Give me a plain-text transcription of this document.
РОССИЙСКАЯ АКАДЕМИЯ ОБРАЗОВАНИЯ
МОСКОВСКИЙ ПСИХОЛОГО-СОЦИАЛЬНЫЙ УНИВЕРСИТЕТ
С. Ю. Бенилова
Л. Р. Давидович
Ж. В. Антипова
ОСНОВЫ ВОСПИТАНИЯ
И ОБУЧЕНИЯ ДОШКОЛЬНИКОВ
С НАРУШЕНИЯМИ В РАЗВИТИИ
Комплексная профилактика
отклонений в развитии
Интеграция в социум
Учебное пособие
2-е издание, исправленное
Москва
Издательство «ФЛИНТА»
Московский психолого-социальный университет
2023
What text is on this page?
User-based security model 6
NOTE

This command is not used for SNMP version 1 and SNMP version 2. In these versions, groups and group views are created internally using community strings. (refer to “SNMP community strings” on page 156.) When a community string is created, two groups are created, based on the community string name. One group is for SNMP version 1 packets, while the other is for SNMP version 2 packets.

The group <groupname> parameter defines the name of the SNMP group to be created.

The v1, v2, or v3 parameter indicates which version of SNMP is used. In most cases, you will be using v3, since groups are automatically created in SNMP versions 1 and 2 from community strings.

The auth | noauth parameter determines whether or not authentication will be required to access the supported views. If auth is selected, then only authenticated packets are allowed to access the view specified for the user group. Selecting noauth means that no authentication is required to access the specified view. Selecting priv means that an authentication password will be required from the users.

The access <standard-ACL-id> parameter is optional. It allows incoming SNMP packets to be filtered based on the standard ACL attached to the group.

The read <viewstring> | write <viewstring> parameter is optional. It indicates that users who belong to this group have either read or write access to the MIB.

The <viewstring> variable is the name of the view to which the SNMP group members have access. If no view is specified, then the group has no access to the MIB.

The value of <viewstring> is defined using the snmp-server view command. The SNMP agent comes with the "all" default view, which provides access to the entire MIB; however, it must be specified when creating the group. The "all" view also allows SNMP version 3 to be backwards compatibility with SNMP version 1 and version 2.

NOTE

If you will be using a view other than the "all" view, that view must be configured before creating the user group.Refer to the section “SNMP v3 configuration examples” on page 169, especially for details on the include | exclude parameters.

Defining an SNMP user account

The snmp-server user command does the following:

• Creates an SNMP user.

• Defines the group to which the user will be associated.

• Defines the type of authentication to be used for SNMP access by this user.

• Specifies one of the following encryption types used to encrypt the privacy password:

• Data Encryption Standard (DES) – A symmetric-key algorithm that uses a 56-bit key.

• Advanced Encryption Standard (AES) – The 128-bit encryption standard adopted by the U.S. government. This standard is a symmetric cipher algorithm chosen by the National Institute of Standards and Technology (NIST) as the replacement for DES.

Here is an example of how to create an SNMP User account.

______________________________

● Problem to solve: Word for word, restate all of the data shown above.

● Completed task:
Give me a plain-text transcription of this document.
РОССИЙСКАЯ АКАДЕМИЯ ОБРАЗОВАНИЯ
МОСКОВСКИЙ ПСИХОЛОГО-СОЦИАЛЬНЫЙ УНИВЕРСИТЕТ
С. Ю. Бенилова
Л. Р. Давидович
Ж. В. Антипова
ОСНОВЫ ВОСПИТАНИЯ
И ОБУЧЕНИЯ ДОШКОЛЬНИКОВ
С НАРУШЕНИЯМИ В РАЗВИТИИ
Комплексная профилактика
отклонений в развитии
Интеграция в социум
Учебное пособие
2-е издание, исправленное
Москва
Издательство «ФЛИНТА»
Московский психолого-социальный университет
2023
What text is on this page?
User-based security model 6
NOTE

This command is not used for SNMP version 1 and SNMP version 2. In these versions, groups and group views are created internally using community strings. (refer to “SNMP community strings” on page 156.) When a community string is created, two groups are created, based on the community string name. One group is for SNMP version 1 packets, while the other is for SNMP version 2 packets.

The group <groupname> parameter defines the name of the SNMP group to be created.

The v1, v2, or v3 parameter indicates which version of SNMP is used. In most cases, you will be using v3, since groups are automatically created in SNMP versions 1 and 2 from community strings.

The auth | noauth parameter determines whether or not authentication will be required to access the supported views. If auth is selected, then only authenticated packets are allowed to access the view specified for the user group. Selecting noauth means that no authentication is required to access the specified view. Selecting priv means that an authentication password will be required from the users.

The access <standard-ACL-id> parameter is optional. It allows incoming SNMP packets to be filtered based on the standard ACL attached to the group.

The read <viewstring> | write <viewstring> parameter is optional. It indicates that users who belong to this group have either read or write access to the MIB.

The <viewstring> variable is the name of the view to which the SNMP group members have access. If no view is specified, then the group has no access to the MIB.

The value of <viewstring> is defined using the snmp-server view command. The SNMP agent comes with the "all" default view, which provides access to the entire MIB; however, it must be specified when creating the group. The "all" view also allows SNMP version 3 to be backwards compatibility with SNMP version 1 and version 2.

NOTE

If you will be using a view other than the "all" view, that view must be configured before creating the user group.Refer to the section “SNMP v3 configuration examples” on page 169, especially for details on the include | exclude parameters.

Defining an SNMP user account

The snmp-server user command does the following:

• Creates an SNMP user.

• Defines the group to which the user will be associated.

• Defines the type of authentication to be used for SNMP access by this user.

• Specifies one of the following encryption types used to encrypt the privacy password:

• Data Encryption Standard (DES) – A symmetric-key algorithm that uses a 56-bit key.

• Advanced Encryption Standard (AES) – The 128-bit encryption standard adopted by the U.S. government. This standard is a symmetric cipher algorithm chosen by the National Institute of Standards and Technology (NIST) as the replacement for DES.

Here is an example of how to create an SNMP User account.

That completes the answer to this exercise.